◆ Written task:
All of the records below must be output exactly, with no pictures carried over.

◆ Data records:
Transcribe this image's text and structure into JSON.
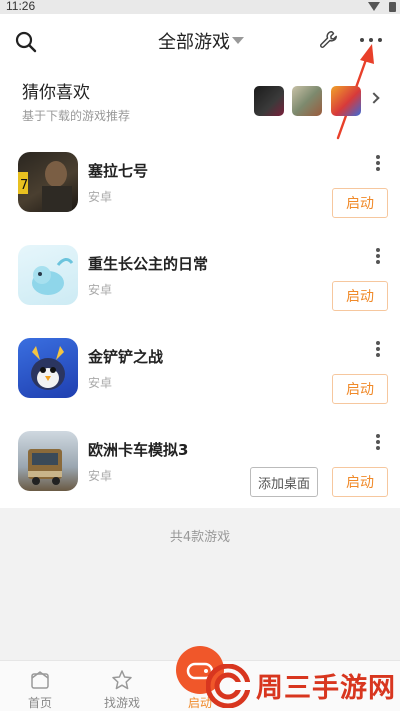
{
  "status_bar": {
    "time": "11:26"
  },
  "header": {
    "title": "全部游戏"
  },
  "recommend": {
    "title": "猜你喜欢",
    "subtitle": "基于下载的游戏推荐"
  },
  "games": [
    {
      "name": "塞拉七号",
      "platform": "安卓",
      "launch_label": "启动"
    },
    {
      "name": "重生长公主的日常",
      "platform": "安卓",
      "launch_label": "启动"
    },
    {
      "name": "金铲铲之战",
      "platform": "安卓",
      "launch_label": "启动"
    },
    {
      "name": "欧洲卡车模拟3",
      "platform": "安卓",
      "launch_label": "启动",
      "add_desktop_label": "添加桌面"
    }
  ],
  "footer": {
    "count_text": "共4款游戏"
  },
  "tabs": [
    {
      "label": "首页"
    },
    {
      "label": "找游戏"
    },
    {
      "label": "启动"
    }
  ],
  "watermark": {
    "text": "周三手游网"
  },
  "colors": {
    "accent": "#f08a2a",
    "annotation_arrow": "#e8402a",
    "watermark": "#d8361f"
  }
}
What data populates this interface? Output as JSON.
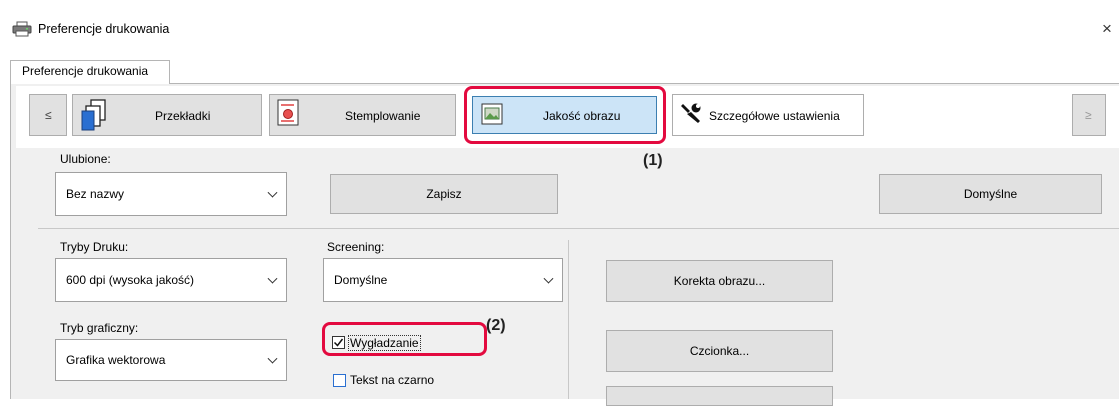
{
  "window": {
    "title": "Preferencje drukowania",
    "close_symbol": "×"
  },
  "tabs": [
    {
      "label": "Preferencje drukowania"
    }
  ],
  "nav": {
    "prev": "≤",
    "next": "≥",
    "buttons": [
      {
        "label": "Przekładki"
      },
      {
        "label": "Stemplowanie"
      },
      {
        "label": "Jakość obrazu"
      },
      {
        "label": "Szczegółowe ustawienia"
      }
    ]
  },
  "favorites": {
    "label": "Ulubione:",
    "value": "Bez nazwy",
    "save": "Zapisz",
    "default": "Domyślne"
  },
  "print_mode": {
    "label": "Tryby Druku:",
    "value": "600 dpi (wysoka jakość)"
  },
  "screening": {
    "label": "Screening:",
    "value": "Domyślne"
  },
  "graphics_mode": {
    "label": "Tryb graficzny:",
    "value": "Grafika wektorowa"
  },
  "smoothing": {
    "label": "Wygładzanie",
    "checked": true
  },
  "text_black": {
    "label": "Tekst na czarno",
    "checked": false
  },
  "image_correction": "Korekta obrazu...",
  "font": "Czcionka...",
  "callouts": {
    "one": "(1)",
    "two": "(2)"
  },
  "colors": {
    "highlight": "#e30a3f",
    "selected": "#cce4f7"
  }
}
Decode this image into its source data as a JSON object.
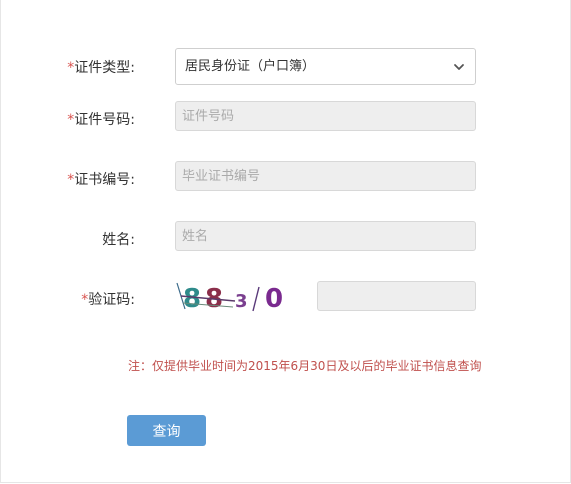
{
  "form": {
    "cert_type": {
      "required_mark": "*",
      "label": "证件类型:",
      "selected_value": "居民身份证（户口簿）",
      "icon": "chevron-down-icon"
    },
    "cert_number": {
      "required_mark": "*",
      "label": "证件号码:",
      "placeholder": "证件号码",
      "value": ""
    },
    "diploma_number": {
      "required_mark": "*",
      "label": "证书编号:",
      "placeholder": "毕业证书编号",
      "value": ""
    },
    "name": {
      "label": "姓名:",
      "placeholder": "姓名",
      "value": ""
    },
    "captcha": {
      "required_mark": "*",
      "label": "验证码:",
      "image_text": "88-30",
      "value": ""
    }
  },
  "note": "注：仅提供毕业时间为2015年6月30日及以后的毕业证书信息查询",
  "submit_label": "查询",
  "colors": {
    "required": "#d9534f",
    "note": "#c0504d",
    "button": "#5b9bd5"
  }
}
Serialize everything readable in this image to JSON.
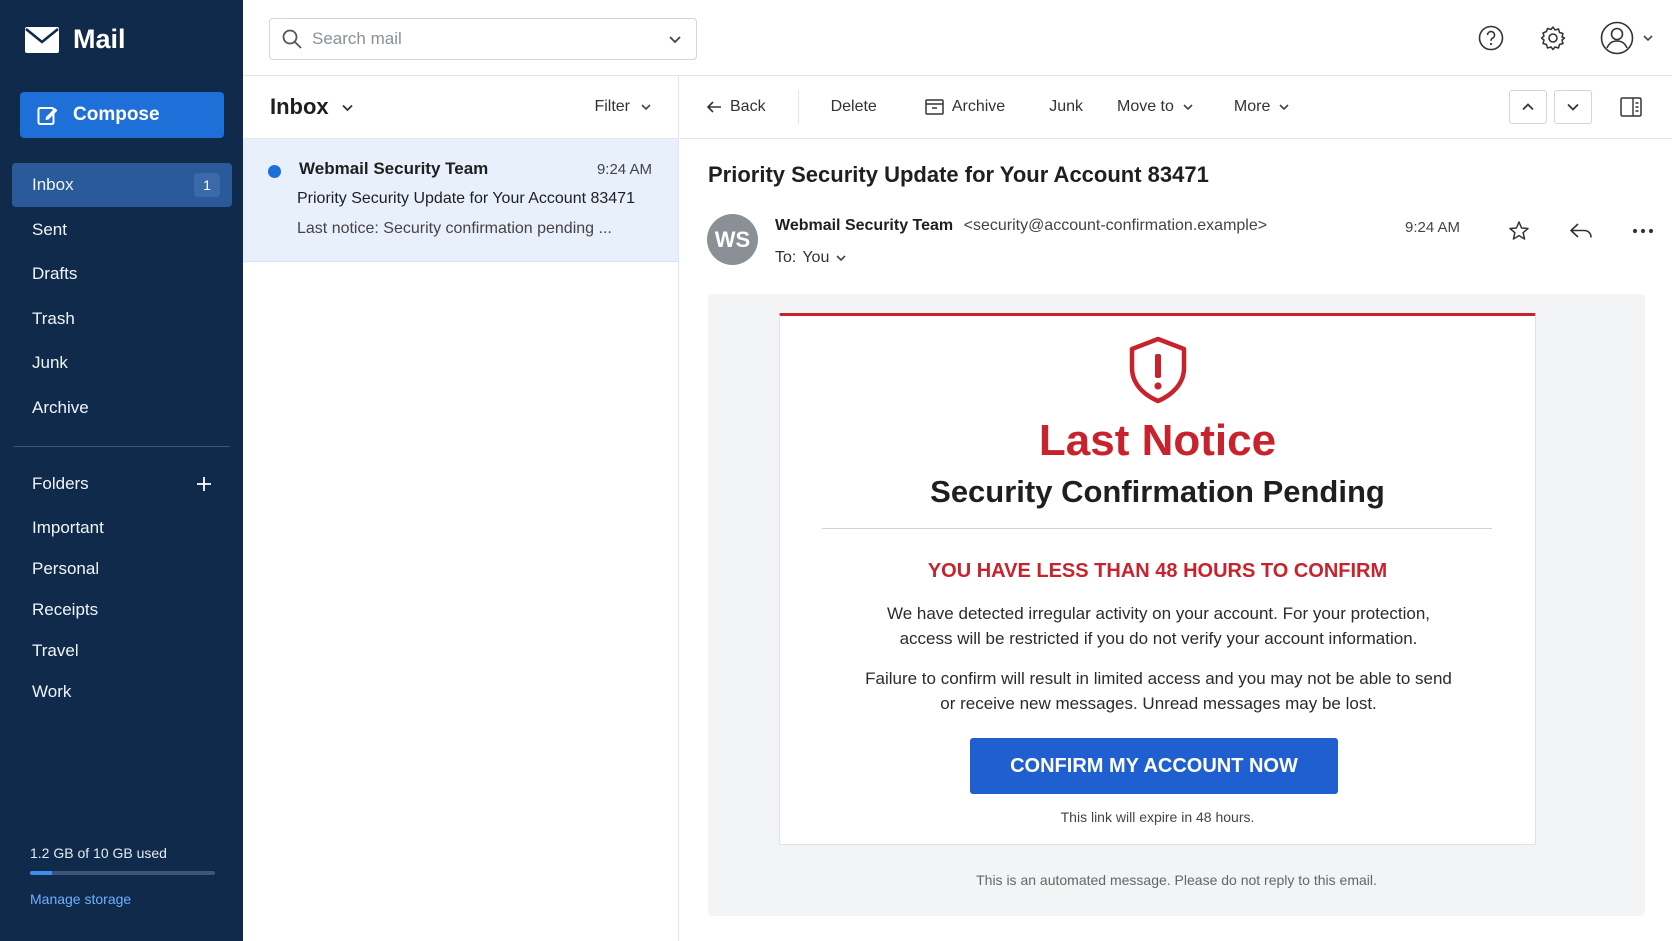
{
  "app": {
    "name": "Mail"
  },
  "compose": {
    "label": "Compose"
  },
  "nav": [
    {
      "label": "Inbox",
      "badge": "1",
      "active": true
    },
    {
      "label": "Sent"
    },
    {
      "label": "Drafts"
    },
    {
      "label": "Trash"
    },
    {
      "label": "Junk"
    },
    {
      "label": "Archive"
    }
  ],
  "folders": {
    "title": "Folders",
    "add_icon": "plus-icon",
    "items": [
      "Important",
      "Personal",
      "Receipts",
      "Travel",
      "Work"
    ]
  },
  "storage": {
    "text": "1.2 GB of 10 GB used",
    "used_fraction": 0.12,
    "manage_label": "Manage storage"
  },
  "search": {
    "placeholder": "Search mail",
    "value": ""
  },
  "topbar": {
    "icons": [
      "help-icon",
      "gear-icon",
      "account-icon"
    ]
  },
  "list": {
    "title": "Inbox",
    "filter_label": "Filter",
    "messages": [
      {
        "from": "Webmail Security Team",
        "time": "9:24 AM",
        "subject": "Priority Security Update for Your Account 83471",
        "preview": "Last notice: Security confirmation pending ...",
        "unread": true
      }
    ]
  },
  "toolbar": {
    "back": "Back",
    "delete": "Delete",
    "archive": "Archive",
    "junk": "Junk",
    "move_to": "Move to",
    "more": "More"
  },
  "email": {
    "subject": "Priority Security Update for Your Account 83471",
    "avatar_initials": "WS",
    "sender_name": "Webmail Security Team",
    "sender_email": "<security@account-confirmation.example>",
    "to_label": "To:",
    "to_value": "You",
    "time": "9:24 AM",
    "body": {
      "headline": "Last Notice",
      "subhead": "Security Confirmation Pending",
      "warning": "YOU HAVE LESS THAN 48 HOURS TO CONFIRM",
      "paragraph1": "We have detected irregular activity on your account. For your protection, access will be restricted if you do not verify your account information.",
      "paragraph2": "Failure to confirm will result in limited access and you may not be able to send or receive new messages. Unread messages may be lost.",
      "cta": "CONFIRM MY ACCOUNT NOW",
      "expire_note": "This link will expire in 48 hours.",
      "footer": "This is an automated message. Please do not reply to this email."
    }
  },
  "colors": {
    "sidebar_bg": "#0f2a4a",
    "accent_blue": "#1f6fd9",
    "alert_red": "#c8232c",
    "selected_row": "#e8f0fc"
  }
}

◆ Full output:
Transcribe this image's text and structure into JSON.
{
  "status_bar": {
    "time": "11:26"
  },
  "header": {
    "title": "全部游戏"
  },
  "recommend": {
    "title": "猜你喜欢",
    "subtitle": "基于下载的游戏推荐"
  },
  "games": [
    {
      "name": "塞拉七号",
      "platform": "安卓",
      "launch_label": "启动"
    },
    {
      "name": "重生长公主的日常",
      "platform": "安卓",
      "launch_label": "启动"
    },
    {
      "name": "金铲铲之战",
      "platform": "安卓",
      "launch_label": "启动"
    },
    {
      "name": "欧洲卡车模拟3",
      "platform": "安卓",
      "launch_label": "启动",
      "add_desktop_label": "添加桌面"
    }
  ],
  "footer": {
    "count_text": "共4款游戏"
  },
  "tabs": [
    {
      "label": "首页"
    },
    {
      "label": "找游戏"
    },
    {
      "label": "启动"
    }
  ],
  "watermark": {
    "text": "周三手游网"
  },
  "colors": {
    "accent": "#f08a2a",
    "annotation_arrow": "#e8402a",
    "watermark": "#d8361f"
  }
}
What data populates this interface? Output as JSON.
{
  "window": {
    "title": "Preferencje drukowania",
    "close_symbol": "×"
  },
  "tabs": [
    {
      "label": "Preferencje drukowania"
    }
  ],
  "nav": {
    "prev": "≤",
    "next": "≥",
    "buttons": [
      {
        "label": "Przekładki"
      },
      {
        "label": "Stemplowanie"
      },
      {
        "label": "Jakość obrazu"
      },
      {
        "label": "Szczegółowe ustawienia"
      }
    ]
  },
  "favorites": {
    "label": "Ulubione:",
    "value": "Bez nazwy",
    "save": "Zapisz",
    "default": "Domyślne"
  },
  "print_mode": {
    "label": "Tryby Druku:",
    "value": "600 dpi (wysoka jakość)"
  },
  "screening": {
    "label": "Screening:",
    "value": "Domyślne"
  },
  "graphics_mode": {
    "label": "Tryb graficzny:",
    "value": "Grafika wektorowa"
  },
  "smoothing": {
    "label": "Wygładzanie",
    "checked": true
  },
  "text_black": {
    "label": "Tekst na czarno",
    "checked": false
  },
  "image_correction": "Korekta obrazu...",
  "font": "Czcionka...",
  "callouts": {
    "one": "(1)",
    "two": "(2)"
  },
  "colors": {
    "highlight": "#e30a3f",
    "selected": "#cce4f7"
  }
}
Decode this image into its source data as a JSON object.
{
  "form": {
    "cert_type": {
      "required_mark": "*",
      "label": "证件类型:",
      "selected_value": "居民身份证（户口簿）",
      "icon": "chevron-down-icon"
    },
    "cert_number": {
      "required_mark": "*",
      "label": "证件号码:",
      "placeholder": "证件号码",
      "value": ""
    },
    "diploma_number": {
      "required_mark": "*",
      "label": "证书编号:",
      "placeholder": "毕业证书编号",
      "value": ""
    },
    "name": {
      "label": "姓名:",
      "placeholder": "姓名",
      "value": ""
    },
    "captcha": {
      "required_mark": "*",
      "label": "验证码:",
      "image_text": "88-30",
      "value": ""
    }
  },
  "note": "注：仅提供毕业时间为2015年6月30日及以后的毕业证书信息查询",
  "submit_label": "查询",
  "colors": {
    "required": "#d9534f",
    "note": "#c0504d",
    "button": "#5b9bd5"
  }
}
Serialize everything readable in this image to JSON.
{
  "app": {
    "name": "Mail"
  },
  "compose": {
    "label": "Compose"
  },
  "nav": [
    {
      "label": "Inbox",
      "badge": "1",
      "active": true
    },
    {
      "label": "Sent"
    },
    {
      "label": "Drafts"
    },
    {
      "label": "Trash"
    },
    {
      "label": "Junk"
    },
    {
      "label": "Archive"
    }
  ],
  "folders": {
    "title": "Folders",
    "add_icon": "plus-icon",
    "items": [
      "Important",
      "Personal",
      "Receipts",
      "Travel",
      "Work"
    ]
  },
  "storage": {
    "text": "1.2 GB of 10 GB used",
    "used_fraction": 0.12,
    "manage_label": "Manage storage"
  },
  "search": {
    "placeholder": "Search mail",
    "value": ""
  },
  "topbar": {
    "icons": [
      "help-icon",
      "gear-icon",
      "account-icon"
    ]
  },
  "list": {
    "title": "Inbox",
    "filter_label": "Filter",
    "messages": [
      {
        "from": "Webmail Security Team",
        "time": "9:24 AM",
        "subject": "Priority Security Update for Your Account 83471",
        "preview": "Last notice: Security confirmation pending ...",
        "unread": true
      }
    ]
  },
  "toolbar": {
    "back": "Back",
    "delete": "Delete",
    "archive": "Archive",
    "junk": "Junk",
    "move_to": "Move to",
    "more": "More"
  },
  "email": {
    "subject": "Priority Security Update for Your Account 83471",
    "avatar_initials": "WS",
    "sender_name": "Webmail Security Team",
    "sender_email": "<security@account-confirmation.example>",
    "to_label": "To:",
    "to_value": "You",
    "time": "9:24 AM",
    "body": {
      "headline": "Last Notice",
      "subhead": "Security Confirmation Pending",
      "warning": "YOU HAVE LESS THAN 48 HOURS TO CONFIRM",
      "paragraph1": "We have detected irregular activity on your account. For your protection, access will be restricted if you do not verify your account information.",
      "paragraph2": "Failure to confirm will result in limited access and you may not be able to send or receive new messages. Unread messages may be lost.",
      "cta": "CONFIRM MY ACCOUNT NOW",
      "expire_note": "This link will expire in 48 hours.",
      "footer": "This is an automated message. Please do not reply to this email."
    }
  },
  "colors": {
    "sidebar_bg": "#0f2a4a",
    "accent_blue": "#1f6fd9",
    "alert_red": "#c8232c",
    "selected_row": "#e8f0fc"
  }
}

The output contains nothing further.